* _Supplied data_:
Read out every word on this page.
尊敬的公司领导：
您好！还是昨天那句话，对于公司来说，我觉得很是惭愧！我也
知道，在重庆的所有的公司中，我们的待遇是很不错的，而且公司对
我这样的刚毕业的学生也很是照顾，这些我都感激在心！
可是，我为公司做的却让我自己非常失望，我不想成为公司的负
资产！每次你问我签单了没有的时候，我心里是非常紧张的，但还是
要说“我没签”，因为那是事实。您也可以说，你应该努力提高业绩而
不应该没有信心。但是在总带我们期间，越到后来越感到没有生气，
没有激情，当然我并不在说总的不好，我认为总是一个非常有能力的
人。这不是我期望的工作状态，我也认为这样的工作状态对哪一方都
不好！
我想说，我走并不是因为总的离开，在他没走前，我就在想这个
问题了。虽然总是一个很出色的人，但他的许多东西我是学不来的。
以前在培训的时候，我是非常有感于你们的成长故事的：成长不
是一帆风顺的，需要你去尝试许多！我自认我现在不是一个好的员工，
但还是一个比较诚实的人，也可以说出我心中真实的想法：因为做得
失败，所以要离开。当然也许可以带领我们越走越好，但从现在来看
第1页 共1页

* _Written problem_: Extract all of the data exactly as written.

* _Answer to the exercise_:
Read out every word on this page.
尊敬的公司领导：
您好！还是昨天那句话，对于公司来说，我觉得很是惭愧！我也
知道，在重庆的所有的公司中，我们的待遇是很不错的，而且公司对
我这样的刚毕业的学生也很是照顾，这些我都感激在心！
可是，我为公司做的却让我自己非常失望，我不想成为公司的负
资产！每次你问我签单了没有的时候，我心里是非常紧张的，但还是
要说“我没签”，因为那是事实。您也可以说，你应该努力提高业绩而
不应该没有信心。但是在总带我们期间，越到后来越感到没有生气，
没有激情，当然我并不在说总的不好，我认为总是一个非常有能力的
人。这不是我期望的工作状态，我也认为这样的工作状态对哪一方都
不好！
我想说，我走并不是因为总的离开，在他没走前，我就在想这个
问题了。虽然总是一个很出色的人，但他的许多东西我是学不来的。
以前在培训的时候，我是非常有感于你们的成长故事的：成长不
是一帆风顺的，需要你去尝试许多！我自认我现在不是一个好的员工，
但还是一个比较诚实的人，也可以说出我心中真实的想法：因为做得
失败，所以要离开。当然也许可以带领我们越走越好，但从现在来看
第1页 共1页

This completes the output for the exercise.